Written task:
Copy every line that mentions the word "value".

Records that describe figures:
* * * * * * * * *
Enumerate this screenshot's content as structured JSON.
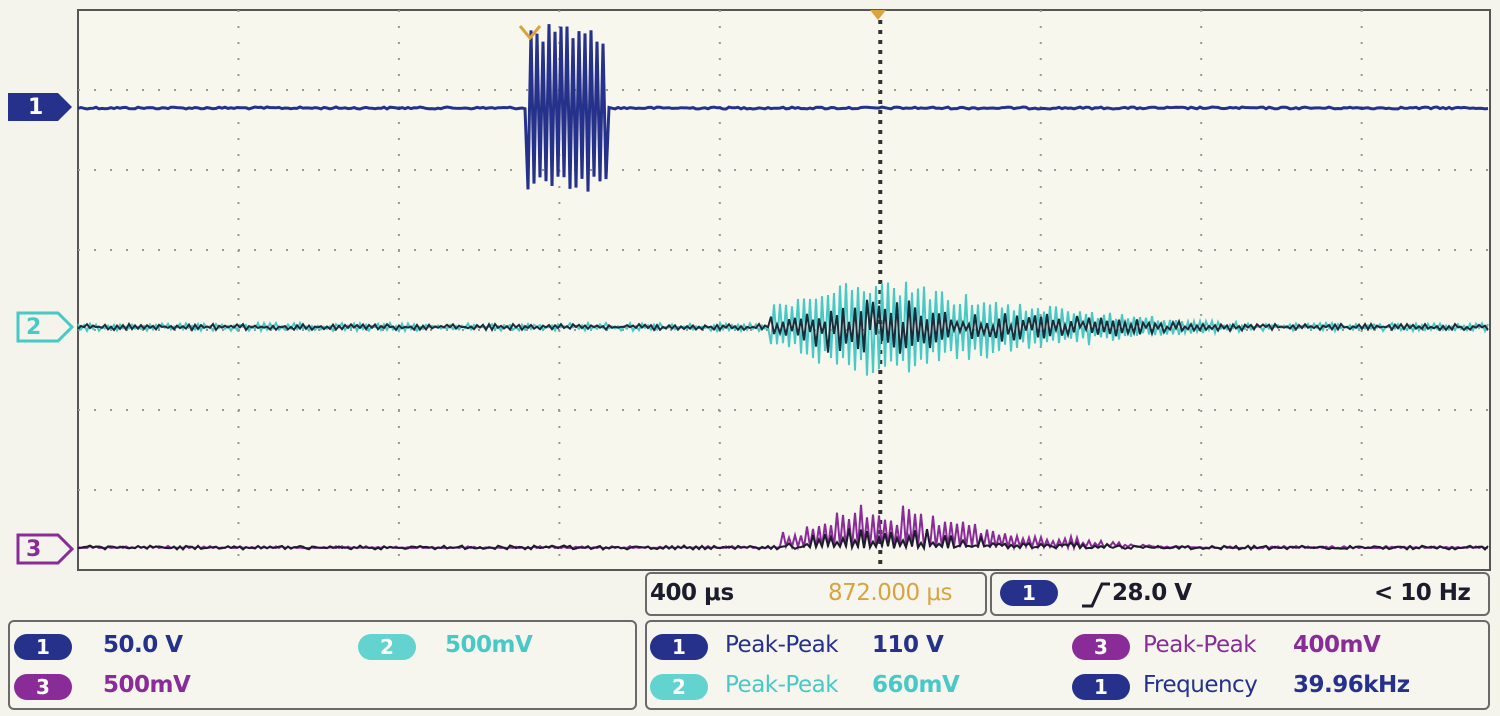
{
  "channel_markers": [
    "1",
    "2",
    "3"
  ],
  "timebase": {
    "scale": "400 μs",
    "delay": "872.000 μs"
  },
  "trigger": {
    "channel": "1",
    "level": "28.0 V",
    "frequency": "< 10 Hz"
  },
  "channel_scales": [
    {
      "channel": "1",
      "scale": "50.0 V"
    },
    {
      "channel": "2",
      "scale": "500mV"
    },
    {
      "channel": "3",
      "scale": "500mV"
    }
  ],
  "measurements": [
    {
      "channel": "1",
      "name": "Peak-Peak",
      "value": "110 V"
    },
    {
      "channel": "3",
      "name": "Peak-Peak",
      "value": "400mV"
    },
    {
      "channel": "2",
      "name": "Peak-Peak",
      "value": "660mV"
    },
    {
      "channel": "1",
      "name": "Frequency",
      "value": "39.96kHz"
    }
  ]
}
* * * * * * * * *
Response to the task:
      "value": "110 V"
      "value": "400mV"
      "value": "660mV"
      "value": "39.96kHz"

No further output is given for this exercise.